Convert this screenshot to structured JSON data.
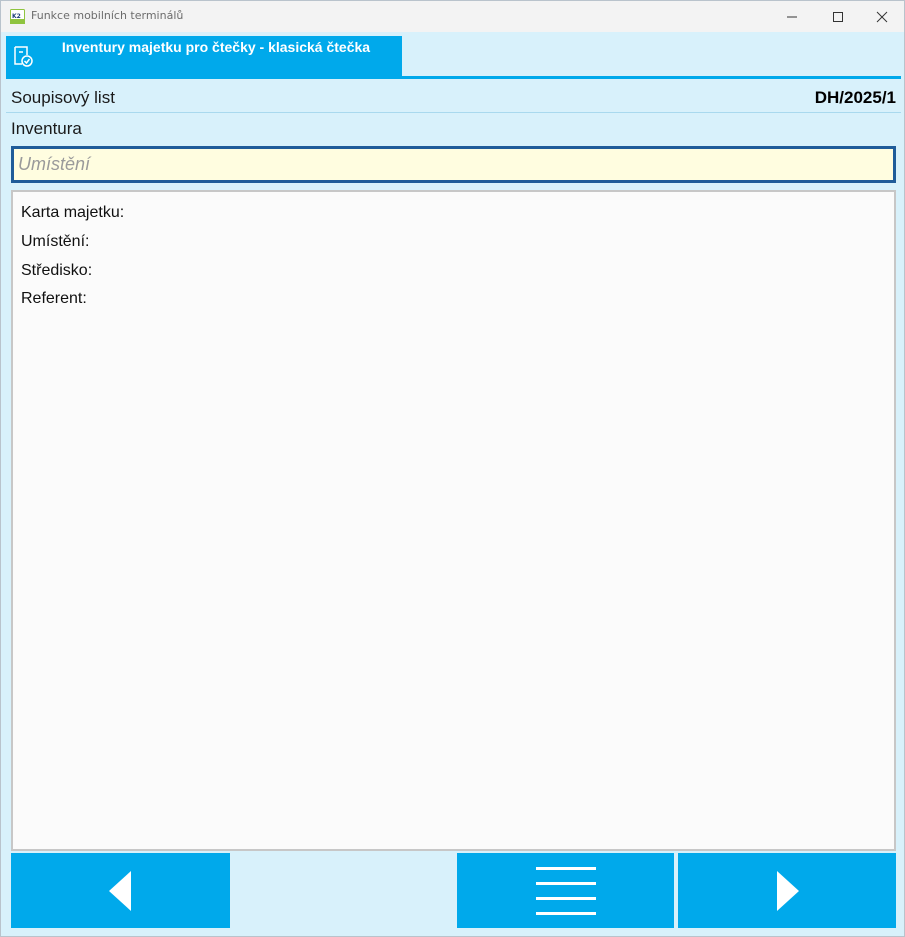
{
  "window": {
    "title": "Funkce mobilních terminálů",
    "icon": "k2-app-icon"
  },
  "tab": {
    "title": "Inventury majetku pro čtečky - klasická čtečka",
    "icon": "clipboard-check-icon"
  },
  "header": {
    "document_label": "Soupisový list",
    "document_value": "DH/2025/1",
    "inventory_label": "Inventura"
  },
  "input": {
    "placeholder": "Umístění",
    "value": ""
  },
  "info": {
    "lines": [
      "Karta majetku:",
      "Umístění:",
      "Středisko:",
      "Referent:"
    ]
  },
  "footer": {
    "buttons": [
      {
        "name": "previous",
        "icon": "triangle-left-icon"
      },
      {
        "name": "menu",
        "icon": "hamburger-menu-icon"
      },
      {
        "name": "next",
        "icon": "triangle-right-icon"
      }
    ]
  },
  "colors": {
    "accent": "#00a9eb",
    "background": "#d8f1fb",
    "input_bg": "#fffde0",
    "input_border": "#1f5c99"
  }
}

=-=-=-=-=

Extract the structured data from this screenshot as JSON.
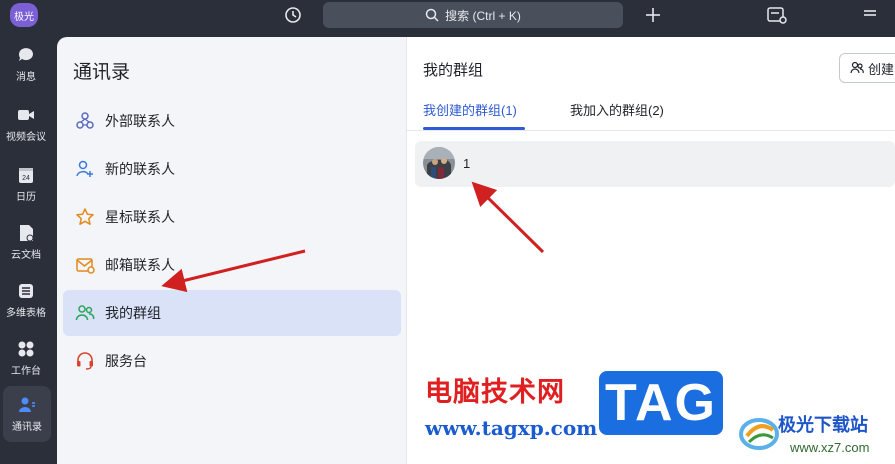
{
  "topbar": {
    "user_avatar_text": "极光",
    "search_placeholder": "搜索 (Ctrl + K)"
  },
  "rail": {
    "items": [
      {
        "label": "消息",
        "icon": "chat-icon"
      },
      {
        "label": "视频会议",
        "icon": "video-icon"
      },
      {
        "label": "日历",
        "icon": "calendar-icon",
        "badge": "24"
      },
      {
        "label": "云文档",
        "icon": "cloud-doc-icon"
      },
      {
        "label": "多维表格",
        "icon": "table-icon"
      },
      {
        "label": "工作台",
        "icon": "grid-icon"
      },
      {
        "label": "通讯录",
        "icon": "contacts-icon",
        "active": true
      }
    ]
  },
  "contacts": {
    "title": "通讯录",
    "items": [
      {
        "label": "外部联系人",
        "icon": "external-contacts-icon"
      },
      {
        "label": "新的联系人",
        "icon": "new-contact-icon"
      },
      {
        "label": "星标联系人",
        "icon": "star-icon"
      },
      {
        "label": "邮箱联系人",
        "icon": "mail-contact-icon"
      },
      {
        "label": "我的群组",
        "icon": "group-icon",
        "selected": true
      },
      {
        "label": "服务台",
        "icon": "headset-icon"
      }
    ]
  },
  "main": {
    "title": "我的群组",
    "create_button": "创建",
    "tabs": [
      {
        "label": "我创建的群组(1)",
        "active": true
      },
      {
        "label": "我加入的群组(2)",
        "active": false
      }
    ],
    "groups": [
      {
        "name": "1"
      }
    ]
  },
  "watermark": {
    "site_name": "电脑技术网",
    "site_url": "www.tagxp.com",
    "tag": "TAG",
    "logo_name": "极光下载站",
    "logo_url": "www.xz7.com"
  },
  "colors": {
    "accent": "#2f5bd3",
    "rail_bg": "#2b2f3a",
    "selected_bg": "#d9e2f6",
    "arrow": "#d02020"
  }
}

=-=-=-=-=

#### Problem
Each line that holds the string "data" counts once; give the total and nothing else.

#### Task answer
2